Requirements » Report, word for word, every line of the material that contains "Transcribe".

Figure contents as structured data »
——

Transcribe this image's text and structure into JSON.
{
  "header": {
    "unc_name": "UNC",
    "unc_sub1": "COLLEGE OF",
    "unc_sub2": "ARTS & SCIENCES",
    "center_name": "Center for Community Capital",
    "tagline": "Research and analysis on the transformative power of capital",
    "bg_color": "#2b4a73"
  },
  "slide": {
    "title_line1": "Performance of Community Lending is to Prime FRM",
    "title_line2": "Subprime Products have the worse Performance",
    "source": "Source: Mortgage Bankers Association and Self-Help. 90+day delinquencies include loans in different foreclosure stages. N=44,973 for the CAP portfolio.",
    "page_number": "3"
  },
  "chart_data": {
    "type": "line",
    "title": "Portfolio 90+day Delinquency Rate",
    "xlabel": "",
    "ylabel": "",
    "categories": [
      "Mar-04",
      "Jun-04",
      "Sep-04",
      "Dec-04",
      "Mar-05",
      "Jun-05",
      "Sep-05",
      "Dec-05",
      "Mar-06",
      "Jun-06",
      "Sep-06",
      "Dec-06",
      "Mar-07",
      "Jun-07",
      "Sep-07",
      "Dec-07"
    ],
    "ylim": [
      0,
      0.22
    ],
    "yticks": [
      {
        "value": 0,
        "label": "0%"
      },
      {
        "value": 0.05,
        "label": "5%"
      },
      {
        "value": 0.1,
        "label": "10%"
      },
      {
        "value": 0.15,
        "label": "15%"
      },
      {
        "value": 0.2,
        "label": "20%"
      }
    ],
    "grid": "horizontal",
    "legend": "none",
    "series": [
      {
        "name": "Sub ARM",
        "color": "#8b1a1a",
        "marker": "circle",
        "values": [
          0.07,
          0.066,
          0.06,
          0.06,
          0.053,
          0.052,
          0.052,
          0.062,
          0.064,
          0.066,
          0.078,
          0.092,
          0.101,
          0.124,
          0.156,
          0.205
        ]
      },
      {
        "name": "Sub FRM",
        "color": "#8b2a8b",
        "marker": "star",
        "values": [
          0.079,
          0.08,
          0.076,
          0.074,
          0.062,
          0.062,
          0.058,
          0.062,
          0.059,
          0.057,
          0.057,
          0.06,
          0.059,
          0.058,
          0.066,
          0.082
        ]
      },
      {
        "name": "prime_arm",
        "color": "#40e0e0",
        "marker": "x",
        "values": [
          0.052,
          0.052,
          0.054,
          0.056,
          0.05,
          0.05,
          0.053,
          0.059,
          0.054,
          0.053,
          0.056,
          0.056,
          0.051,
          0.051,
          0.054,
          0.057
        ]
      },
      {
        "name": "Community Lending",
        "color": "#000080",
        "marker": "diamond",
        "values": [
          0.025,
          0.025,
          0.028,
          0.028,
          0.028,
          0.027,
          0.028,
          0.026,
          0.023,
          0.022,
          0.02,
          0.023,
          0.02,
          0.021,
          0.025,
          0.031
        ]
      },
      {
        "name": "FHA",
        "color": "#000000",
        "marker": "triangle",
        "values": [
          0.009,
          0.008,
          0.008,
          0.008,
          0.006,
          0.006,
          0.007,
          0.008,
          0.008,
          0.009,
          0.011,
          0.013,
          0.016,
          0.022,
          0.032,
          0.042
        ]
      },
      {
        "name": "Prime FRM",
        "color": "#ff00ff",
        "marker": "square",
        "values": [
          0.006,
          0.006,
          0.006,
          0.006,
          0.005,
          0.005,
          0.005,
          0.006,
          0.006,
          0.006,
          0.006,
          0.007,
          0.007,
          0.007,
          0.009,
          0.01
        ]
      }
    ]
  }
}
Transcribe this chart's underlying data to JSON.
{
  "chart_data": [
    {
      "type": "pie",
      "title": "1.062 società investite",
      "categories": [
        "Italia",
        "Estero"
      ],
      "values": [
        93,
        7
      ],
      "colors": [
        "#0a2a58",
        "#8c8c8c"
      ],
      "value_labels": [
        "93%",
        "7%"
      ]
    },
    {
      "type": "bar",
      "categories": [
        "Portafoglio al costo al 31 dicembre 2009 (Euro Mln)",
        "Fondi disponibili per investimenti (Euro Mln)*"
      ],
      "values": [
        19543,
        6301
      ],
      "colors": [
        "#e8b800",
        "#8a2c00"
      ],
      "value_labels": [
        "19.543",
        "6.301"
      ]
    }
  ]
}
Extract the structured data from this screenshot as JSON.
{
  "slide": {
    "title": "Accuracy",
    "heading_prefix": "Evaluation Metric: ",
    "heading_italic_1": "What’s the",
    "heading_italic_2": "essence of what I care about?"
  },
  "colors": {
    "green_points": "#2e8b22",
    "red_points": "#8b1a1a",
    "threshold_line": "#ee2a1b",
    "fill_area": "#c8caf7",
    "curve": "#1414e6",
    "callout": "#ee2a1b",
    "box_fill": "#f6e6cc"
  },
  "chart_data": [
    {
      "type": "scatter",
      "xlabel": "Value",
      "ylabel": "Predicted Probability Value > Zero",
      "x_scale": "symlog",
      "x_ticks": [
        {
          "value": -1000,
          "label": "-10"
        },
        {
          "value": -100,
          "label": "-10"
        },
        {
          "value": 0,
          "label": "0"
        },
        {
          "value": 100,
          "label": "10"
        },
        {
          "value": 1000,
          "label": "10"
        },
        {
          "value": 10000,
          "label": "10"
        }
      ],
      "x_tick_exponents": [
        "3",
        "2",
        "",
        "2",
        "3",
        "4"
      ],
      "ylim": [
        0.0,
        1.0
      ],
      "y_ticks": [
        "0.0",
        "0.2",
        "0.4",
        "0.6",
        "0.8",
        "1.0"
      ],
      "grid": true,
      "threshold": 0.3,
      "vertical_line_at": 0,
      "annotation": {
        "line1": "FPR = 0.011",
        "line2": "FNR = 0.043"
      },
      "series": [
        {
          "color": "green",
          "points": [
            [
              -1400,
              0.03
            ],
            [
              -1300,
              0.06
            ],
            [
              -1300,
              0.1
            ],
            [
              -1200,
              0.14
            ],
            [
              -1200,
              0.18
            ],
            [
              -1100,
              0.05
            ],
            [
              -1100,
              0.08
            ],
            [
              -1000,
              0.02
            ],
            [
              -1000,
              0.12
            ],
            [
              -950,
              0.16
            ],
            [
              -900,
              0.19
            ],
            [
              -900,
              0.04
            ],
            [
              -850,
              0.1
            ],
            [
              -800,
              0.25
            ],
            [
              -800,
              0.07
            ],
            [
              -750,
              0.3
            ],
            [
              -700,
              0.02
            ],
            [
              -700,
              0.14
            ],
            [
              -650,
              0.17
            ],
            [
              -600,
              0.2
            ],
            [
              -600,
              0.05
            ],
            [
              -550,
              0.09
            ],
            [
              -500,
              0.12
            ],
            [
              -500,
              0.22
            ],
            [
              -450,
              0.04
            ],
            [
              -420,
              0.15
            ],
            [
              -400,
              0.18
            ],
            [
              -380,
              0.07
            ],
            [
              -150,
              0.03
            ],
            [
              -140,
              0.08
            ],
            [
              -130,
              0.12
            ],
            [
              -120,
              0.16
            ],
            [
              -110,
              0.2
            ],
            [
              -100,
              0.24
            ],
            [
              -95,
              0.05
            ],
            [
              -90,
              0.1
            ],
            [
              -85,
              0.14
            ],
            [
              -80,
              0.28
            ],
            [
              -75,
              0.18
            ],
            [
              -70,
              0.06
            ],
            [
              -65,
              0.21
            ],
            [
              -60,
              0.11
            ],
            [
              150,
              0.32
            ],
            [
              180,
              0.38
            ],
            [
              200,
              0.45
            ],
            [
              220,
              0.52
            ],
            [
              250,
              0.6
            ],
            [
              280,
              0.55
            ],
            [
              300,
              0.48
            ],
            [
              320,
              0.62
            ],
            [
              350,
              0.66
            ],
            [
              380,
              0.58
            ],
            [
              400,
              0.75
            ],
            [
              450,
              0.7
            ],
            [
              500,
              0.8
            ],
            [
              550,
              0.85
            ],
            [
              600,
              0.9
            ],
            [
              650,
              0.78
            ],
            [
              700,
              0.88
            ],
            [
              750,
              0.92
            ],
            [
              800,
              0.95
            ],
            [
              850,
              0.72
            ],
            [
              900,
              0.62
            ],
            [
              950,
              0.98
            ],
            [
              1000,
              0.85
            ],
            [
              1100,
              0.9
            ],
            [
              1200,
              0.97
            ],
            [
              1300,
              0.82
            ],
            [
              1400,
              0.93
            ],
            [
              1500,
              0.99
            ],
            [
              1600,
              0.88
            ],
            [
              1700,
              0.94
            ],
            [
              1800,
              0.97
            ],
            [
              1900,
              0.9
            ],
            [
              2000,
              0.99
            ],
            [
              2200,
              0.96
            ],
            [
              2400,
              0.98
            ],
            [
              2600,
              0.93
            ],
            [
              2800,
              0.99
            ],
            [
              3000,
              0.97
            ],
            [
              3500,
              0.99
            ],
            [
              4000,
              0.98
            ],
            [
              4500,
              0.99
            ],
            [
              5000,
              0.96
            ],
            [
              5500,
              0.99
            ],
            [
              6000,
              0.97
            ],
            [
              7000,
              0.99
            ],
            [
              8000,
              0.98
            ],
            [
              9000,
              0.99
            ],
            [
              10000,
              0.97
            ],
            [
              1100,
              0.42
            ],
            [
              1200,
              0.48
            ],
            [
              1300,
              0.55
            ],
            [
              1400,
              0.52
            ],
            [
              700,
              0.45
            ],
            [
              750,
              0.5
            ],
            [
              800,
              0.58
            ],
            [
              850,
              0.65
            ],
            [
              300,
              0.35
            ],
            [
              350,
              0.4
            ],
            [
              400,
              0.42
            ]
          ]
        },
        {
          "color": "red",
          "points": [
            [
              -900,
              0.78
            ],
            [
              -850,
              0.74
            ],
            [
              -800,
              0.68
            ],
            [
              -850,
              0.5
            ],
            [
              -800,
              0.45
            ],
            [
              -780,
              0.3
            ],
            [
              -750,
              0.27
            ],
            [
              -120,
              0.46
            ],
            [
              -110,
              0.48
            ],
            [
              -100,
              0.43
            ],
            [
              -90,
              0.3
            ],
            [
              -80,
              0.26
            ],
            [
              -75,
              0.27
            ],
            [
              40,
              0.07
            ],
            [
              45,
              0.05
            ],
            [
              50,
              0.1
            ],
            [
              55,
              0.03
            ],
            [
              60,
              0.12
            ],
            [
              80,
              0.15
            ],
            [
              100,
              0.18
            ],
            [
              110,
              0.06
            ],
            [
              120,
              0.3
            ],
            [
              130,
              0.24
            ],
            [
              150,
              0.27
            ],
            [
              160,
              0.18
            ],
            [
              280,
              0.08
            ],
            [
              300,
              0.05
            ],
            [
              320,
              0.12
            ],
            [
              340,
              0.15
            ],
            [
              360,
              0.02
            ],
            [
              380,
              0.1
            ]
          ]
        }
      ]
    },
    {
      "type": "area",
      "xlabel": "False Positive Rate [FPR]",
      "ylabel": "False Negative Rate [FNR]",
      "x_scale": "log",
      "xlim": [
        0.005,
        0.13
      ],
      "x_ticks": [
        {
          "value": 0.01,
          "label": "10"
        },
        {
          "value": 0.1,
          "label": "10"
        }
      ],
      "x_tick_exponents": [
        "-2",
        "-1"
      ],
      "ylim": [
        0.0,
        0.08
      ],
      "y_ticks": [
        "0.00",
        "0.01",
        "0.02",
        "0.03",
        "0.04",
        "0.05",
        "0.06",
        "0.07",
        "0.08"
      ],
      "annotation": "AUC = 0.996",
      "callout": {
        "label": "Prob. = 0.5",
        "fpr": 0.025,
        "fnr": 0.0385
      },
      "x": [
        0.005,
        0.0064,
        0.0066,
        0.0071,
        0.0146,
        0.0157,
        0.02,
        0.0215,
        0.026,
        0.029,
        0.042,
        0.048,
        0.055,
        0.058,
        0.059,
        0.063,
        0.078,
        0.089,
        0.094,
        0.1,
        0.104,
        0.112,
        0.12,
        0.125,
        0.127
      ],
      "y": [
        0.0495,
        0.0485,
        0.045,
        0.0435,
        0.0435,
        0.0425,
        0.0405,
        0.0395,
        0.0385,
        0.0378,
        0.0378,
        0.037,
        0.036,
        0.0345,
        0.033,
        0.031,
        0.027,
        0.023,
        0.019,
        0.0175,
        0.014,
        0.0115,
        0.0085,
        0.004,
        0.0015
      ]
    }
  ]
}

——

Full response »
Transcribe this image's text and structure into JSON.
Transcribe this chart's underlying data to JSON.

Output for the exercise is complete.